Dataset excerpts
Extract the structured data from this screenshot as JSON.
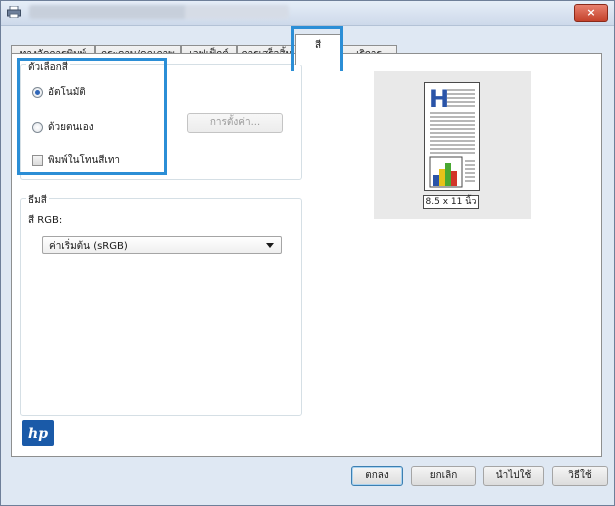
{
  "window": {
    "title": "",
    "close_label": "×"
  },
  "tabs": [
    {
      "label": "ทางลัดการพิมพ์"
    },
    {
      "label": "กระดาษ/คุณภาพ"
    },
    {
      "label": "เอฟเฟ็กต์"
    },
    {
      "label": "การเสร็จสิ้น"
    },
    {
      "label": "สี"
    },
    {
      "label": "เริการ"
    }
  ],
  "active_tab_index": 4,
  "color_options": {
    "legend": "ตัวเลือกสี",
    "auto_label": "อัตโนมัติ",
    "manual_label": "ด้วยตนเอง",
    "settings_button": "การตั้งค่า...",
    "grayscale_label": "พิมพ์ในโทนสีเทา",
    "selected": "auto",
    "grayscale_checked": false
  },
  "color_themes": {
    "legend": "ธีมสี",
    "rgb_label": "สี RGB:",
    "rgb_value": "ค่าเริ่มต้น (sRGB)"
  },
  "preview": {
    "paper_size": "8.5 x 11 นิ้ว"
  },
  "buttons": {
    "ok": "ตกลง",
    "cancel": "ยกเลิก",
    "apply": "นำไปใช้",
    "help": "วิธีใช้"
  },
  "colors": {
    "accent_highlight": "#2b8ed6",
    "chart_blue": "#2a54a8",
    "chart_green": "#4aa832",
    "chart_yellow": "#e8c21a",
    "chart_red": "#d2352a"
  },
  "icons": {
    "app": "printer-icon",
    "logo": "hp-logo-icon",
    "dropdown": "chevron-down-icon"
  }
}
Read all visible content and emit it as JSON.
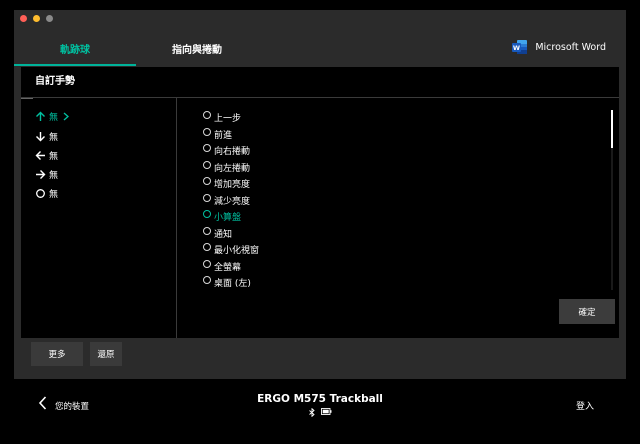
{
  "window": {
    "traffic_colors": [
      "#ff5f57",
      "#febc2e",
      "#8a8a8a"
    ]
  },
  "tabs": [
    {
      "label": "軌跡球",
      "active": true
    },
    {
      "label": "指向與捲動",
      "active": false
    }
  ],
  "app_selector": {
    "label": "Microsoft Word",
    "icon": "word-icon",
    "color": "#2b579a"
  },
  "panel": {
    "title": "自訂手勢",
    "directions": [
      {
        "icon": "arrow-up-icon",
        "label": "無",
        "active": true
      },
      {
        "icon": "arrow-down-icon",
        "label": "無",
        "active": false
      },
      {
        "icon": "arrow-left-icon",
        "label": "無",
        "active": false
      },
      {
        "icon": "arrow-right-icon",
        "label": "無",
        "active": false
      },
      {
        "icon": "circle-icon",
        "label": "無",
        "active": false
      }
    ],
    "options": [
      {
        "label": "上一步",
        "selected": false
      },
      {
        "label": "前進",
        "selected": false
      },
      {
        "label": "向右捲動",
        "selected": false
      },
      {
        "label": "向左捲動",
        "selected": false
      },
      {
        "label": "增加亮度",
        "selected": false
      },
      {
        "label": "減少亮度",
        "selected": false
      },
      {
        "label": "小算盤",
        "selected": true
      },
      {
        "label": "通知",
        "selected": false
      },
      {
        "label": "最小化視窗",
        "selected": false
      },
      {
        "label": "全螢幕",
        "selected": false
      },
      {
        "label": "桌面 (左)",
        "selected": false
      }
    ],
    "confirm_label": "確定"
  },
  "buttons": {
    "more_label": "更多",
    "restore_label": "還原"
  },
  "footer": {
    "back_label": "您的裝置",
    "device_name": "ERGO M575 Trackball",
    "login_label": "登入"
  },
  "colors": {
    "accent": "#00c0a0"
  }
}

> Required task
Copy the records exactly as they appear, excluding images.

> Correct response
Extract the structured data from this screenshot as JSON.
{
  "window": {
    "title": "",
    "close_label": "×"
  },
  "tabs": [
    {
      "label": "ทางลัดการพิมพ์"
    },
    {
      "label": "กระดาษ/คุณภาพ"
    },
    {
      "label": "เอฟเฟ็กต์"
    },
    {
      "label": "การเสร็จสิ้น"
    },
    {
      "label": "สี"
    },
    {
      "label": "เริการ"
    }
  ],
  "active_tab_index": 4,
  "color_options": {
    "legend": "ตัวเลือกสี",
    "auto_label": "อัตโนมัติ",
    "manual_label": "ด้วยตนเอง",
    "settings_button": "การตั้งค่า...",
    "grayscale_label": "พิมพ์ในโทนสีเทา",
    "selected": "auto",
    "grayscale_checked": false
  },
  "color_themes": {
    "legend": "ธีมสี",
    "rgb_label": "สี RGB:",
    "rgb_value": "ค่าเริ่มต้น (sRGB)"
  },
  "preview": {
    "paper_size": "8.5 x 11 นิ้ว"
  },
  "buttons": {
    "ok": "ตกลง",
    "cancel": "ยกเลิก",
    "apply": "นำไปใช้",
    "help": "วิธีใช้"
  },
  "colors": {
    "accent_highlight": "#2b8ed6",
    "chart_blue": "#2a54a8",
    "chart_green": "#4aa832",
    "chart_yellow": "#e8c21a",
    "chart_red": "#d2352a"
  },
  "icons": {
    "app": "printer-icon",
    "logo": "hp-logo-icon",
    "dropdown": "chevron-down-icon"
  }
}
Read all visible content and emit it as JSON.
{
  "window": {
    "traffic_colors": [
      "#ff5f57",
      "#febc2e",
      "#8a8a8a"
    ]
  },
  "tabs": [
    {
      "label": "軌跡球",
      "active": true
    },
    {
      "label": "指向與捲動",
      "active": false
    }
  ],
  "app_selector": {
    "label": "Microsoft Word",
    "icon": "word-icon",
    "color": "#2b579a"
  },
  "panel": {
    "title": "自訂手勢",
    "directions": [
      {
        "icon": "arrow-up-icon",
        "label": "無",
        "active": true
      },
      {
        "icon": "arrow-down-icon",
        "label": "無",
        "active": false
      },
      {
        "icon": "arrow-left-icon",
        "label": "無",
        "active": false
      },
      {
        "icon": "arrow-right-icon",
        "label": "無",
        "active": false
      },
      {
        "icon": "circle-icon",
        "label": "無",
        "active": false
      }
    ],
    "options": [
      {
        "label": "上一步",
        "selected": false
      },
      {
        "label": "前進",
        "selected": false
      },
      {
        "label": "向右捲動",
        "selected": false
      },
      {
        "label": "向左捲動",
        "selected": false
      },
      {
        "label": "增加亮度",
        "selected": false
      },
      {
        "label": "減少亮度",
        "selected": false
      },
      {
        "label": "小算盤",
        "selected": true
      },
      {
        "label": "通知",
        "selected": false
      },
      {
        "label": "最小化視窗",
        "selected": false
      },
      {
        "label": "全螢幕",
        "selected": false
      },
      {
        "label": "桌面 (左)",
        "selected": false
      }
    ],
    "confirm_label": "確定"
  },
  "buttons": {
    "more_label": "更多",
    "restore_label": "還原"
  },
  "footer": {
    "back_label": "您的裝置",
    "device_name": "ERGO M575 Trackball",
    "login_label": "登入"
  },
  "colors": {
    "accent": "#00c0a0"
  }
}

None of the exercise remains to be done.